YOUR OBJECTIVE => Would you return the complete listing below word for word?

**** INPUT FOR THIS TASK

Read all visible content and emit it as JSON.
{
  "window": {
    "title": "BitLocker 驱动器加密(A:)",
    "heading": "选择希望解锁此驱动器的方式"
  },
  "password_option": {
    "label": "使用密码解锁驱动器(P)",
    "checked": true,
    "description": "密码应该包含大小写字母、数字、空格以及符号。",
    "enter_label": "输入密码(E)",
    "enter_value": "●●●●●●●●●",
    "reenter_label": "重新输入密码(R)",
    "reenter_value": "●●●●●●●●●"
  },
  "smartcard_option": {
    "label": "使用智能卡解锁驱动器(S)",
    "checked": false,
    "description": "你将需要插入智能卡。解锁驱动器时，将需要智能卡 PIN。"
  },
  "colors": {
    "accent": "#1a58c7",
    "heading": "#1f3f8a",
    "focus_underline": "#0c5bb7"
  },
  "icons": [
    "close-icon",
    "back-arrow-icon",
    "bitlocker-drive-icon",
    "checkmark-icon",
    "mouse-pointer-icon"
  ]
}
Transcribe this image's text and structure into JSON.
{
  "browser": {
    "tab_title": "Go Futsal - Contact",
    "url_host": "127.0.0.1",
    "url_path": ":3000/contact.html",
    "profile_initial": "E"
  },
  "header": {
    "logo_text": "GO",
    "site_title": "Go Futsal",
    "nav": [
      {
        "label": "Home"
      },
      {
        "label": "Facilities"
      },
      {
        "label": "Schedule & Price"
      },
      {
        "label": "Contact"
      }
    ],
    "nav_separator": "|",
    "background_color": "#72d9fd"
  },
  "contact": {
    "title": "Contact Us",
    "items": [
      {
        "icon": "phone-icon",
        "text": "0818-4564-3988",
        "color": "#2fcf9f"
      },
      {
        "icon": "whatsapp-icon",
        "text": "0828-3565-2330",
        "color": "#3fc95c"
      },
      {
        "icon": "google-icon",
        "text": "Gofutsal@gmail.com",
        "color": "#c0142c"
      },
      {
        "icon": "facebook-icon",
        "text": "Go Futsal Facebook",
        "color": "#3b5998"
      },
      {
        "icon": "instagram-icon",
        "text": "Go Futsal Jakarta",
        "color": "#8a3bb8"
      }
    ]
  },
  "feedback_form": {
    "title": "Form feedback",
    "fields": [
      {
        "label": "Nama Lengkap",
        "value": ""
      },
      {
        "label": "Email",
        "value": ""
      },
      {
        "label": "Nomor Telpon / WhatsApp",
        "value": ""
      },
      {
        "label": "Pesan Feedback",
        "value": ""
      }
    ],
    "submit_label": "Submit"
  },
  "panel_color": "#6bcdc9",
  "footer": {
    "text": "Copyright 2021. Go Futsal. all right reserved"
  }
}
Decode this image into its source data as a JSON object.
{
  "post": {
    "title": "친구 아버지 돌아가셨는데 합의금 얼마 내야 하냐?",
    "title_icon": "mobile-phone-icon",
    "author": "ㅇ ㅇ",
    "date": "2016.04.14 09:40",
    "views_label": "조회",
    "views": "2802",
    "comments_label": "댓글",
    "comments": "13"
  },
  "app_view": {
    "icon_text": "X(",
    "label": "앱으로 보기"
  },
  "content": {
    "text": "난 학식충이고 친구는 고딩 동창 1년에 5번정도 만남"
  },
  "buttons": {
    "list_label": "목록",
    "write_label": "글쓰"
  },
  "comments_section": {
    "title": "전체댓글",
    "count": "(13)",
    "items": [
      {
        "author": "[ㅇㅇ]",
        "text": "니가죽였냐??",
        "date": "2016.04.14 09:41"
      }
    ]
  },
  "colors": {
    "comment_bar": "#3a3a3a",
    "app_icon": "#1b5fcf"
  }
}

********

WRITTEN ANSWER =>
Read all visible content and emit it as JSON.
{
  "window": {
    "title": "BitLocker 驱动器加密(A:)",
    "heading": "选择希望解锁此驱动器的方式"
  },
  "password_option": {
    "label": "使用密码解锁驱动器(P)",
    "checked": true,
    "description": "密码应该包含大小写字母、数字、空格以及符号。",
    "enter_label": "输入密码(E)",
    "enter_value": "●●●●●●●●●",
    "reenter_label": "重新输入密码(R)",
    "reenter_value": "●●●●●●●●●"
  },
  "smartcard_option": {
    "label": "使用智能卡解锁驱动器(S)",
    "checked": false,
    "description": "你将需要插入智能卡。解锁驱动器时，将需要智能卡 PIN。"
  },
  "colors": {
    "accent": "#1a58c7",
    "heading": "#1f3f8a",
    "focus_underline": "#0c5bb7"
  },
  "icons": [
    "close-icon",
    "back-arrow-icon",
    "bitlocker-drive-icon",
    "checkmark-icon",
    "mouse-pointer-icon"
  ]
}
Transcribe this image's text and structure into JSON.
{
  "browser": {
    "tab_title": "Go Futsal - Contact",
    "url_host": "127.0.0.1",
    "url_path": ":3000/contact.html",
    "profile_initial": "E"
  },
  "header": {
    "logo_text": "GO",
    "site_title": "Go Futsal",
    "nav": [
      {
        "label": "Home"
      },
      {
        "label": "Facilities"
      },
      {
        "label": "Schedule & Price"
      },
      {
        "label": "Contact"
      }
    ],
    "nav_separator": "|",
    "background_color": "#72d9fd"
  },
  "contact": {
    "title": "Contact Us",
    "items": [
      {
        "icon": "phone-icon",
        "text": "0818-4564-3988",
        "color": "#2fcf9f"
      },
      {
        "icon": "whatsapp-icon",
        "text": "0828-3565-2330",
        "color": "#3fc95c"
      },
      {
        "icon": "google-icon",
        "text": "Gofutsal@gmail.com",
        "color": "#c0142c"
      },
      {
        "icon": "facebook-icon",
        "text": "Go Futsal Facebook",
        "color": "#3b5998"
      },
      {
        "icon": "instagram-icon",
        "text": "Go Futsal Jakarta",
        "color": "#8a3bb8"
      }
    ]
  },
  "feedback_form": {
    "title": "Form feedback",
    "fields": [
      {
        "label": "Nama Lengkap",
        "value": ""
      },
      {
        "label": "Email",
        "value": ""
      },
      {
        "label": "Nomor Telpon / WhatsApp",
        "value": ""
      },
      {
        "label": "Pesan Feedback",
        "value": ""
      }
    ],
    "submit_label": "Submit"
  },
  "panel_color": "#6bcdc9",
  "footer": {
    "text": "Copyright 2021. Go Futsal. all right reserved"
  }
}
Decode this image into its source data as a JSON object.
{
  "post": {
    "title": "친구 아버지 돌아가셨는데 합의금 얼마 내야 하냐?",
    "title_icon": "mobile-phone-icon",
    "author": "ㅇ ㅇ",
    "date": "2016.04.14 09:40",
    "views_label": "조회",
    "views": "2802",
    "comments_label": "댓글",
    "comments": "13"
  },
  "app_view": {
    "icon_text": "X(",
    "label": "앱으로 보기"
  },
  "content": {
    "text": "난 학식충이고 친구는 고딩 동창 1년에 5번정도 만남"
  },
  "buttons": {
    "list_label": "목록",
    "write_label": "글쓰"
  },
  "comments_section": {
    "title": "전체댓글",
    "count": "(13)",
    "items": [
      {
        "author": "[ㅇㅇ]",
        "text": "니가죽였냐??",
        "date": "2016.04.14 09:41"
      }
    ]
  },
  "colors": {
    "comment_bar": "#3a3a3a",
    "app_icon": "#1b5fcf"
  }
}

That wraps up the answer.